Problem to work on >> Where does the string "대리인코드" appear in the records? Copy every line that contains it.

Data entries >>
○ ○ ○

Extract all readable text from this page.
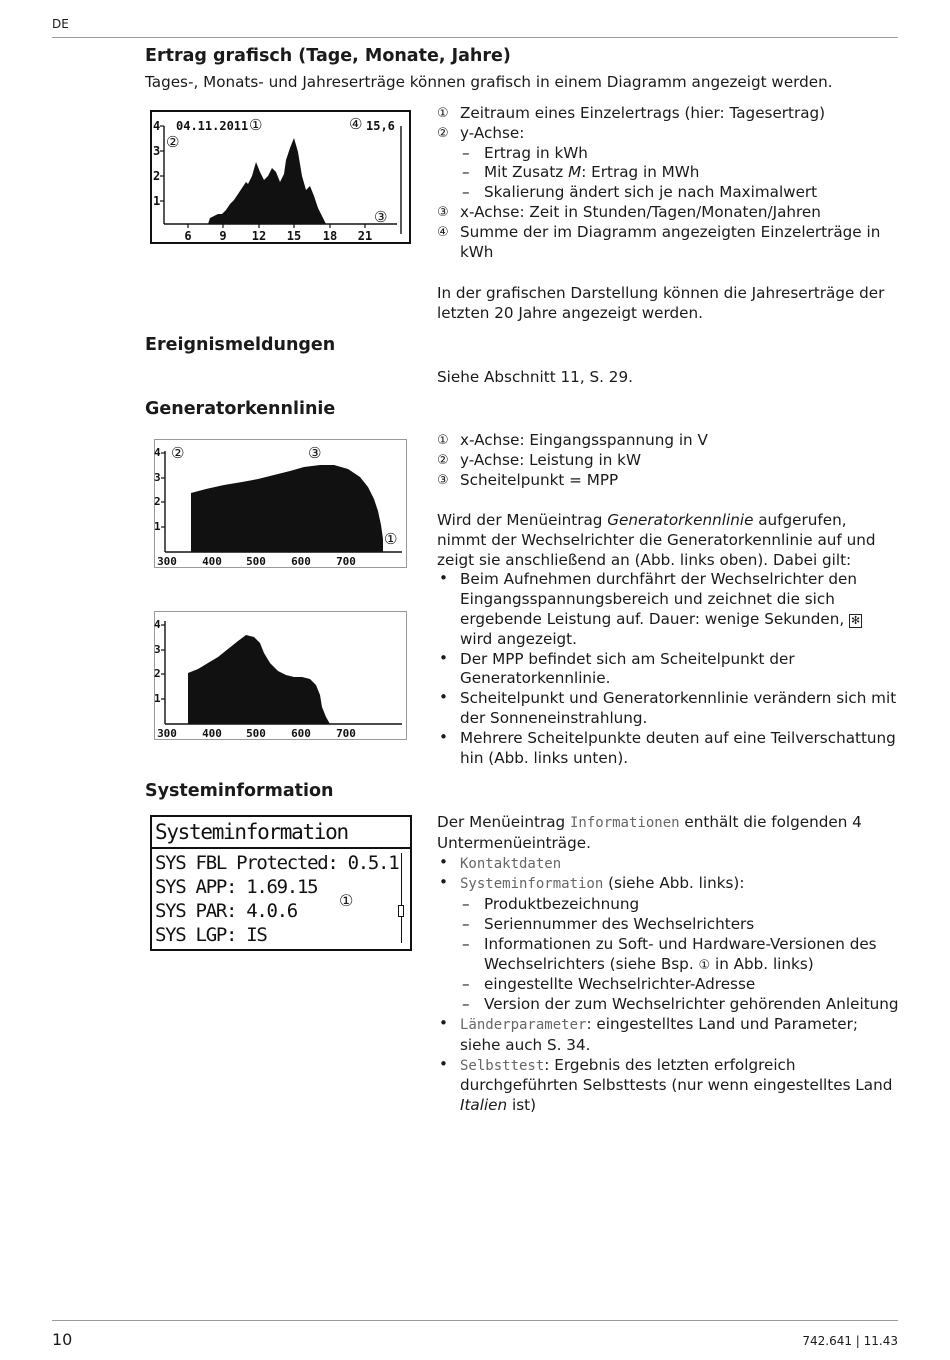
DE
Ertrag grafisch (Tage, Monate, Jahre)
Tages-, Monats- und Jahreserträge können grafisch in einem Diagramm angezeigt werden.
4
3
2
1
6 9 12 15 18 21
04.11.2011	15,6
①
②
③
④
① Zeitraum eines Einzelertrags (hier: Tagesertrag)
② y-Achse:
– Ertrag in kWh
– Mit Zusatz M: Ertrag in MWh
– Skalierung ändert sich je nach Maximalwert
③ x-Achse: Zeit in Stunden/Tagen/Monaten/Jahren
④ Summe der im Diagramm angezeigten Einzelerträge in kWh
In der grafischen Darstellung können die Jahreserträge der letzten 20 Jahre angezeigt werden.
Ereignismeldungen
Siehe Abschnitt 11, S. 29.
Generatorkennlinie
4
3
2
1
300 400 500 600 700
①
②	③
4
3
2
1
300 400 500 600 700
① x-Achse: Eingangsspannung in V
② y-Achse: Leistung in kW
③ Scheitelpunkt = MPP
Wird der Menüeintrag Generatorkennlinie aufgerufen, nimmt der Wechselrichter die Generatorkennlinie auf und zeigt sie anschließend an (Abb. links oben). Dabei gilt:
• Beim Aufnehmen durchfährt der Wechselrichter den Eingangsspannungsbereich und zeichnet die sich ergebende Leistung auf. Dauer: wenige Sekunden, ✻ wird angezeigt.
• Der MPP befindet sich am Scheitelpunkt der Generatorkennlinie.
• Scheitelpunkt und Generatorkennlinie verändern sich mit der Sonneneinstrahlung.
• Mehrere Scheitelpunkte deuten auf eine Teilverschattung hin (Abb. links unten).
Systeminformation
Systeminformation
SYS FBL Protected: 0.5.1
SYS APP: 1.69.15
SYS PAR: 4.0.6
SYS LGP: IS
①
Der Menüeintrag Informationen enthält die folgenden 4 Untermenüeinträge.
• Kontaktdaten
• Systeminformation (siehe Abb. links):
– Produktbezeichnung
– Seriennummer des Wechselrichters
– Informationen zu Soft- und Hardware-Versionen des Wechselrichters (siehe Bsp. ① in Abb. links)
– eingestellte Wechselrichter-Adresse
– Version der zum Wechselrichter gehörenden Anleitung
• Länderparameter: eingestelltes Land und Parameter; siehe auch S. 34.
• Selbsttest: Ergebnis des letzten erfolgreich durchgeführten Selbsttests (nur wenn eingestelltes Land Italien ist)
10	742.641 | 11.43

○ ○ ○

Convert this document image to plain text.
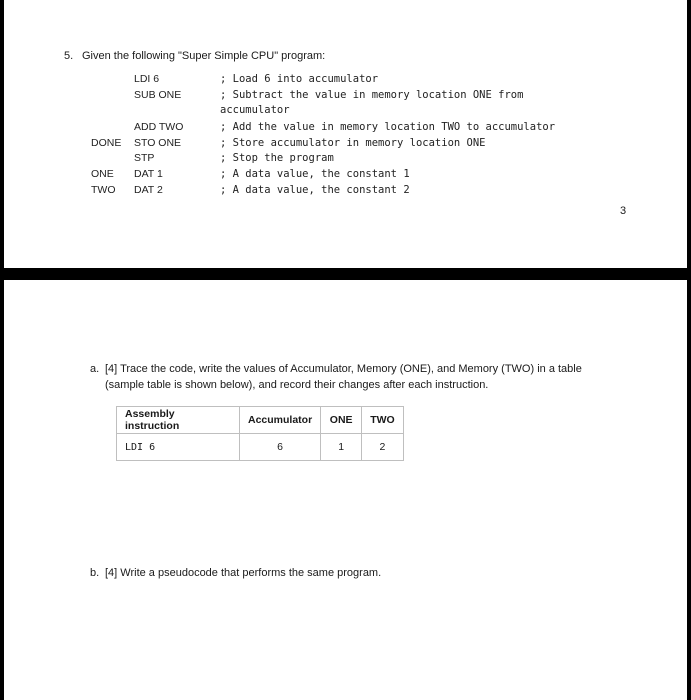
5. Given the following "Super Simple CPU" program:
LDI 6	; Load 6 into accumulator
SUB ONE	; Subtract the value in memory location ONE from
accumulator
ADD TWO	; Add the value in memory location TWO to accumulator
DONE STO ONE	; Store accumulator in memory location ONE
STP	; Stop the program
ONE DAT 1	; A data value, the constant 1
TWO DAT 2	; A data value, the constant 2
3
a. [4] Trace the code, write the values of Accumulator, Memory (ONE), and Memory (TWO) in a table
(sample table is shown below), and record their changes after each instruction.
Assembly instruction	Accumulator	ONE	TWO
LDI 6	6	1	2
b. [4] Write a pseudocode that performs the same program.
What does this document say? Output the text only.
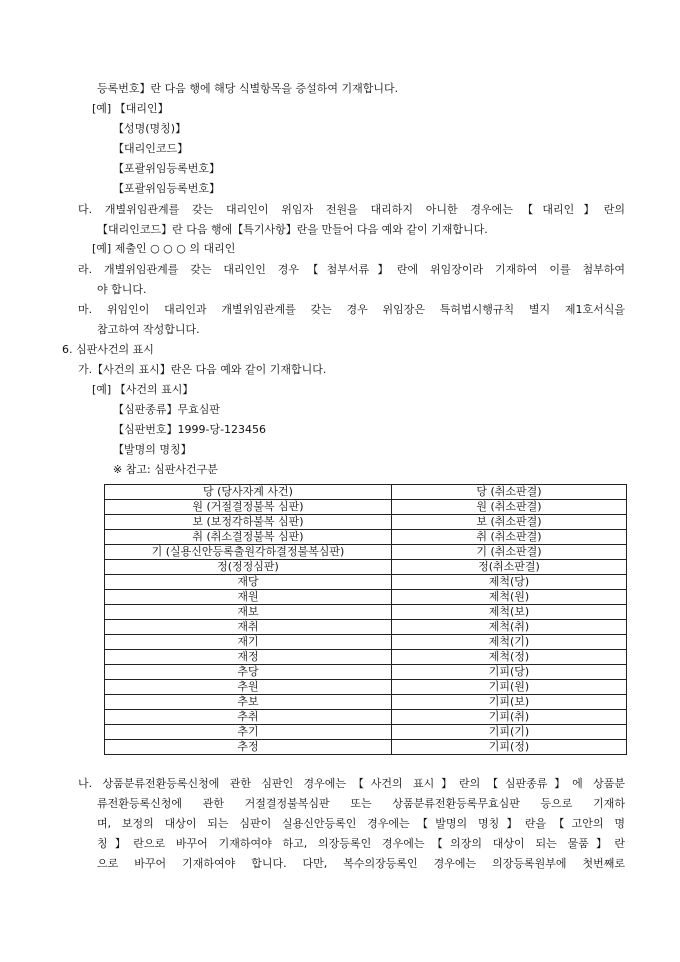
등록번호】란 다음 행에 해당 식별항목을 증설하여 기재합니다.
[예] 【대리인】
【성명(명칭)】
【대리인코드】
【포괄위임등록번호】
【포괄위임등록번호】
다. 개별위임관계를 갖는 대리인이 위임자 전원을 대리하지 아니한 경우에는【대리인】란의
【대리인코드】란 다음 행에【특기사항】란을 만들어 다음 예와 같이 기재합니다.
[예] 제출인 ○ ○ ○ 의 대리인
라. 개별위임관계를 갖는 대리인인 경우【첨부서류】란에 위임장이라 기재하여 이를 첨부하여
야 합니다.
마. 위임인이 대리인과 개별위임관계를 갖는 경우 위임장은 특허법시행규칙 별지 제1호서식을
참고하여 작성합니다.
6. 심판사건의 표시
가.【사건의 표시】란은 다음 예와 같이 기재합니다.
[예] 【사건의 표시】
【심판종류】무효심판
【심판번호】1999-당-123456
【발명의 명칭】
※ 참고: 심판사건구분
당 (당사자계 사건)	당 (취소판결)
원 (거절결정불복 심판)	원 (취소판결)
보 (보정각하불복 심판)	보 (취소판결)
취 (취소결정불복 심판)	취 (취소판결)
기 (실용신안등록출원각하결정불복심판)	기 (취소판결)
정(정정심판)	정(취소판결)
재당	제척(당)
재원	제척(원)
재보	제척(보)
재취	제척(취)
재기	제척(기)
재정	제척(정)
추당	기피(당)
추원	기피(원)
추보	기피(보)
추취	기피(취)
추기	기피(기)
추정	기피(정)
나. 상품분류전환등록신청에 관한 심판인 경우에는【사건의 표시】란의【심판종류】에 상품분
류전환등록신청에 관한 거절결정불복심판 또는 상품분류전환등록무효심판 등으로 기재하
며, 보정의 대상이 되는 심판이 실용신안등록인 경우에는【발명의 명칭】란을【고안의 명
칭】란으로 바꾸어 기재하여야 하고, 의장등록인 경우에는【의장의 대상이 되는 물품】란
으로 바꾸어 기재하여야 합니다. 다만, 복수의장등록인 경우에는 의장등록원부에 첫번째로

○ ○ ○

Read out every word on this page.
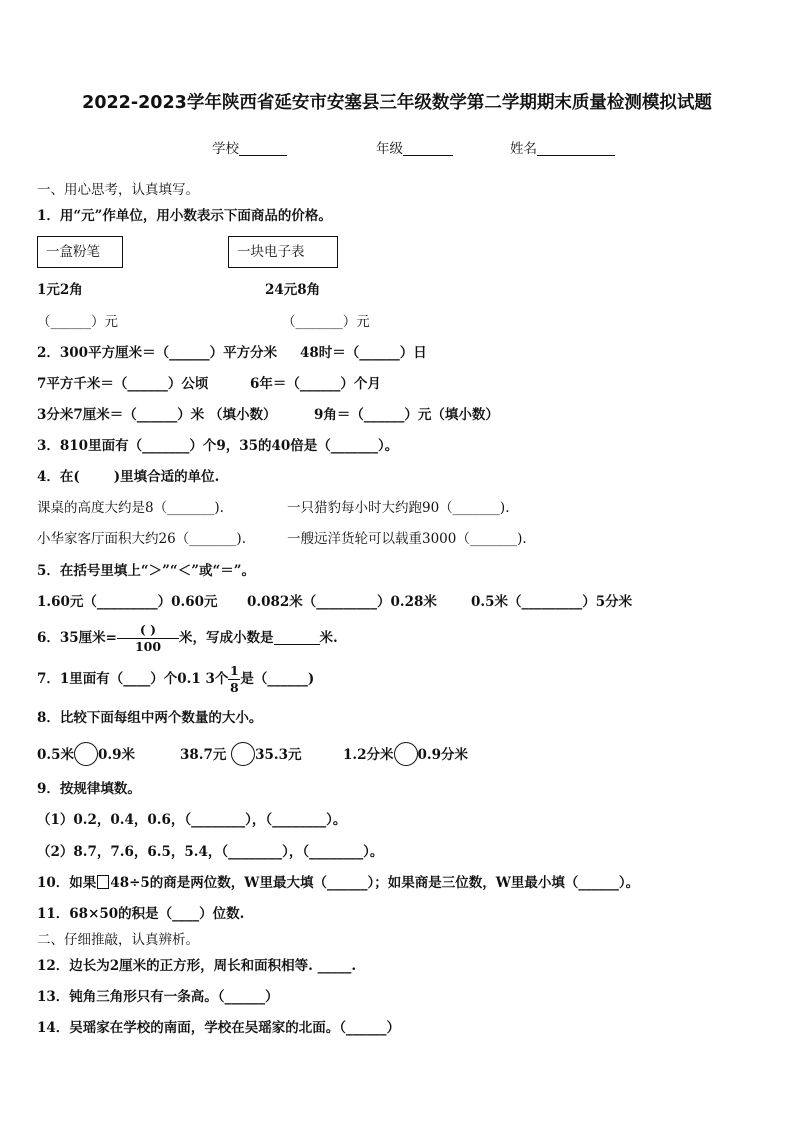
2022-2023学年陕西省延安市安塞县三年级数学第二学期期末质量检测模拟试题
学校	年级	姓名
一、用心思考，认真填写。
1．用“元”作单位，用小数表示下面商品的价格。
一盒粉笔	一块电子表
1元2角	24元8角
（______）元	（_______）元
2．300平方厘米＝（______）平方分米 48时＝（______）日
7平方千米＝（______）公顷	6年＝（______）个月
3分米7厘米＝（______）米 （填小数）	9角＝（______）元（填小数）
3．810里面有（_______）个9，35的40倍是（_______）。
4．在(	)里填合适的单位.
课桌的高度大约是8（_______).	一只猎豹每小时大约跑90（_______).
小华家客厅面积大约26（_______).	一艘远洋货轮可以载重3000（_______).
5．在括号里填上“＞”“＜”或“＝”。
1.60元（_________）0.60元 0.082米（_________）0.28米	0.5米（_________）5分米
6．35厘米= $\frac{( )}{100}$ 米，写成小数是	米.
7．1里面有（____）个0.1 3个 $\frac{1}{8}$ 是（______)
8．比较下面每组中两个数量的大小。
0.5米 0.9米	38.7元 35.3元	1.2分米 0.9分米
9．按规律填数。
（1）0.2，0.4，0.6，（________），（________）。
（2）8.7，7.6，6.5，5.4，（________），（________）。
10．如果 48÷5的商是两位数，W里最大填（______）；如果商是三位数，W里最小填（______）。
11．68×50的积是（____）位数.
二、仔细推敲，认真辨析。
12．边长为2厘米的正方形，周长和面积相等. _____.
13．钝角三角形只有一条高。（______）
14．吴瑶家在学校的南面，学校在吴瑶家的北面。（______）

○ ○ ○

Written solution >>
【대리인코드】
【대리인코드】란 다음 행에【특기사항】란을 만들어 다음 예와 같이 기재합니다.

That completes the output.